— START OF Source data —
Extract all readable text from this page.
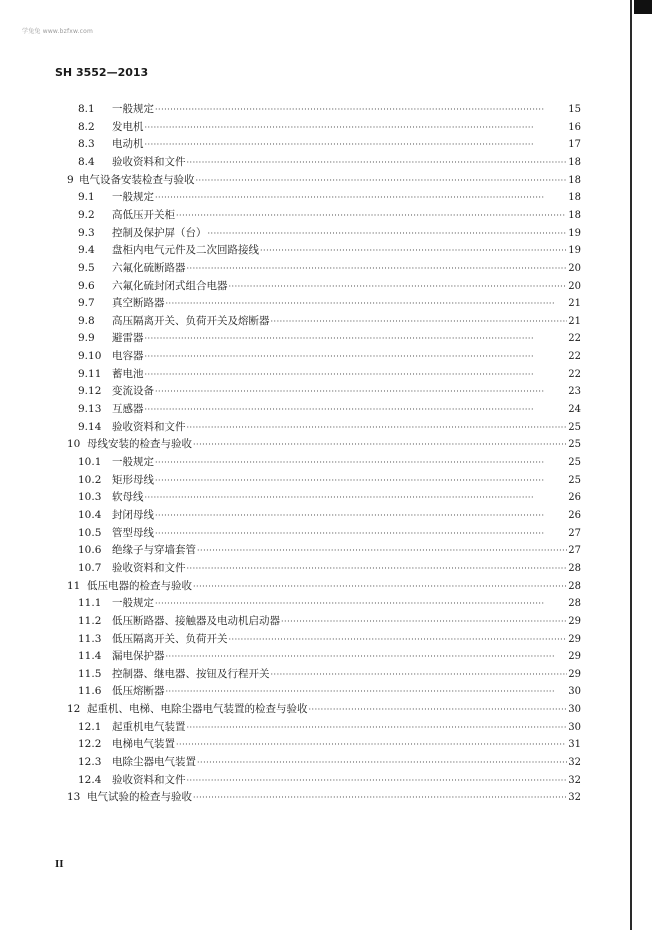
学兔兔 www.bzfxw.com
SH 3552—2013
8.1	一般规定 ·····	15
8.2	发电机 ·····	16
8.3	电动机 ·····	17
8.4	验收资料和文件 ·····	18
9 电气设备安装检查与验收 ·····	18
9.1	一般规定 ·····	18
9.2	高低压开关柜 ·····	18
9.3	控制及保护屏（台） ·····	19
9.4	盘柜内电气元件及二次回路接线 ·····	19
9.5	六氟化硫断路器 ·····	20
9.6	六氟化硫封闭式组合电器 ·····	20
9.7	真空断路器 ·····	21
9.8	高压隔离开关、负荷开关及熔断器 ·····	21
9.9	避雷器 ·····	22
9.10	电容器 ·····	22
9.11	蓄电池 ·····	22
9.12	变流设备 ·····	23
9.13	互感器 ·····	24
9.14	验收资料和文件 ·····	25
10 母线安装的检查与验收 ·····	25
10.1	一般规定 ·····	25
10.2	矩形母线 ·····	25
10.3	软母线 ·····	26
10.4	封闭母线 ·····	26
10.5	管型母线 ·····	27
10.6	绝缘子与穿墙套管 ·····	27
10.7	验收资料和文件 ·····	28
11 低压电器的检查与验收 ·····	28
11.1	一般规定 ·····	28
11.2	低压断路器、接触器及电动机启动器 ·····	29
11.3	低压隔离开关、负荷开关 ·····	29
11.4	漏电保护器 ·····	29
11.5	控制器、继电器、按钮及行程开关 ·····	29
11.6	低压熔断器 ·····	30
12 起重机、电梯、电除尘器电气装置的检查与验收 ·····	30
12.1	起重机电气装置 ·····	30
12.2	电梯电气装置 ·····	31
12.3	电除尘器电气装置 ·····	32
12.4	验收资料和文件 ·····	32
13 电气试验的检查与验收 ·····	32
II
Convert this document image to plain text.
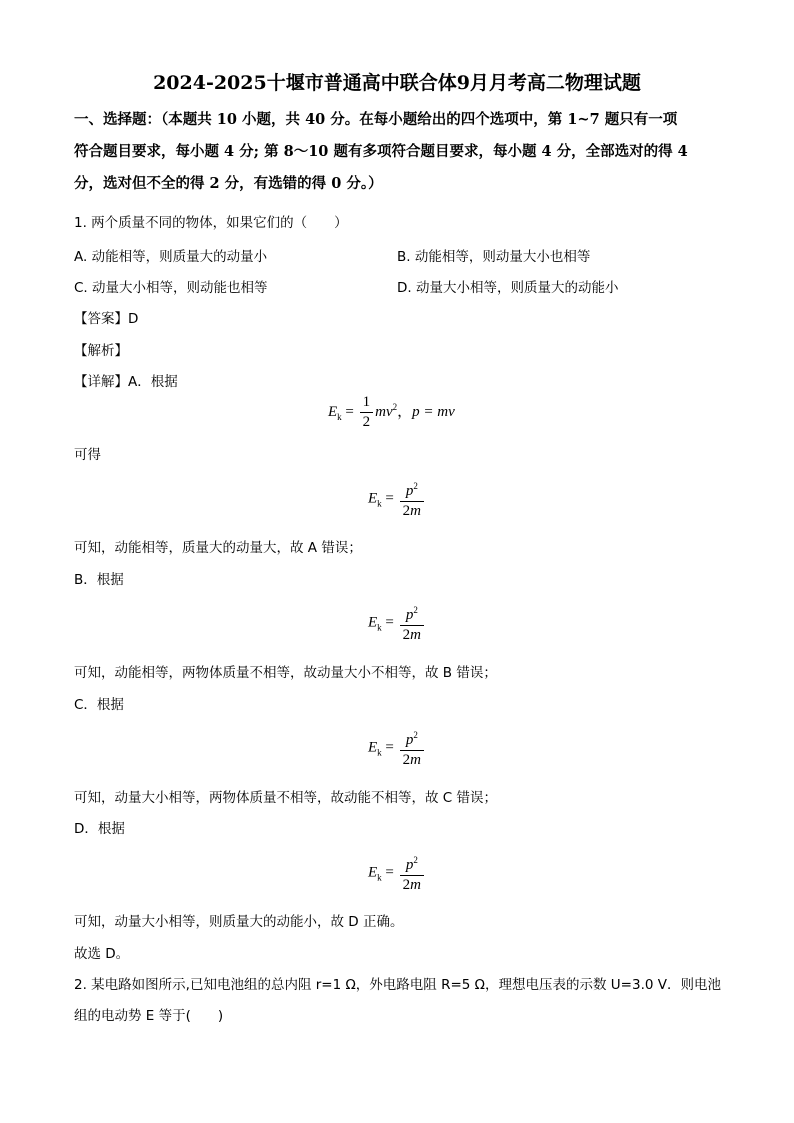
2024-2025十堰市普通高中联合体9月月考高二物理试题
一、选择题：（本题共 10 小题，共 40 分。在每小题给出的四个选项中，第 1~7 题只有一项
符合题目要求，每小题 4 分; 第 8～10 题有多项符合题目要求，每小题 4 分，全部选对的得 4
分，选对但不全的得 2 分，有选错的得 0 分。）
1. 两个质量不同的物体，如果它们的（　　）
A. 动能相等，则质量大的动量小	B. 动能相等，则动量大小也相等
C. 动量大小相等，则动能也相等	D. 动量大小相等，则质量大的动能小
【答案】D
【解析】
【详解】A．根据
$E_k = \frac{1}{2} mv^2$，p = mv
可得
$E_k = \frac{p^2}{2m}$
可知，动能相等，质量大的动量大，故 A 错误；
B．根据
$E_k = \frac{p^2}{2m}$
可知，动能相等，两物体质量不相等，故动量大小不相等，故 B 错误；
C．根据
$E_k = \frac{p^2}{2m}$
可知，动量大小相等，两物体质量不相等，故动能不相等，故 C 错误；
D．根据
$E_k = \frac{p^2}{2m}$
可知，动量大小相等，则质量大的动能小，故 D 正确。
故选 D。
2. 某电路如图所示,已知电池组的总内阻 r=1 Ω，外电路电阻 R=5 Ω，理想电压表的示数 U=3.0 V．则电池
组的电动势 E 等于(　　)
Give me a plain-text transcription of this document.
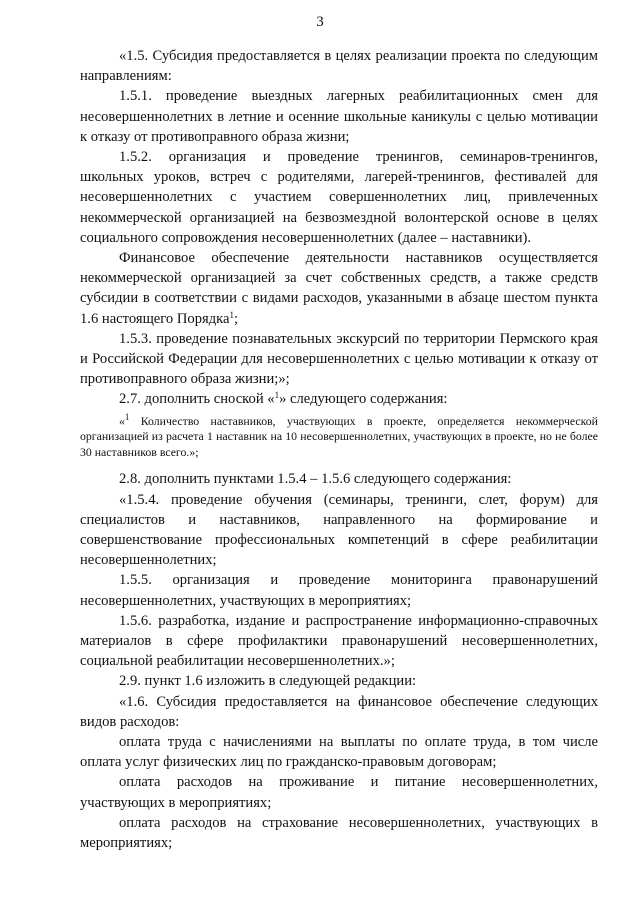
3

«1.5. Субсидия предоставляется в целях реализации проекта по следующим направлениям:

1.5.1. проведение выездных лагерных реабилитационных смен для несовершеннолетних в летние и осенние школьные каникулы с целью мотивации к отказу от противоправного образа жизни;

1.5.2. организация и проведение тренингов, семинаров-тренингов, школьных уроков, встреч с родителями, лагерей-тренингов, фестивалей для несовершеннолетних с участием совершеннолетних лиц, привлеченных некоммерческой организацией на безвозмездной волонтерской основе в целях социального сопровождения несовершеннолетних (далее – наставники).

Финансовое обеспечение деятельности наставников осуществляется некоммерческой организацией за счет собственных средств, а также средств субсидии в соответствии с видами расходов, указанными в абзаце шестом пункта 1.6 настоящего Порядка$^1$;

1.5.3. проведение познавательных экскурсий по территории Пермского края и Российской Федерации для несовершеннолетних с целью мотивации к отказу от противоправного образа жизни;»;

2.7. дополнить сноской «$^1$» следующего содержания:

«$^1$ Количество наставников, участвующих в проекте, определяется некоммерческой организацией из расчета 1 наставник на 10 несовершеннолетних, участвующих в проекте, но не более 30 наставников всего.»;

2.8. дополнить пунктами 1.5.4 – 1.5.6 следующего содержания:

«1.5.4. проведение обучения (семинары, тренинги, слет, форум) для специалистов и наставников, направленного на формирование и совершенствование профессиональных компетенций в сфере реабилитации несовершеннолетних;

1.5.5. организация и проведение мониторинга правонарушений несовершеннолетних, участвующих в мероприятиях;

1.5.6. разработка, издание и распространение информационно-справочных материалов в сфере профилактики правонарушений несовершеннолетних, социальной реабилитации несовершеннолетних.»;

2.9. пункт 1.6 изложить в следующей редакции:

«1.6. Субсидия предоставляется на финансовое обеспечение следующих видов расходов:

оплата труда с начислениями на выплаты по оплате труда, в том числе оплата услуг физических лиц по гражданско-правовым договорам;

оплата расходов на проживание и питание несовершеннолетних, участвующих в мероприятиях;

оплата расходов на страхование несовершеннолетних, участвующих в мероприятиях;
— END OF Source data —
Directions for this task>
Collect each line holding the string "правонарушений".

Response to this exercise>
1.5.5. организация и проведение мониторинга правонарушений несовершеннолетних, участвующих в мероприятиях;
1.5.6. разработка, издание и распространение информационно-справочных материалов в сфере профилактики правонарушений несовершеннолетних, социальной реабилитации несовершеннолетних.»;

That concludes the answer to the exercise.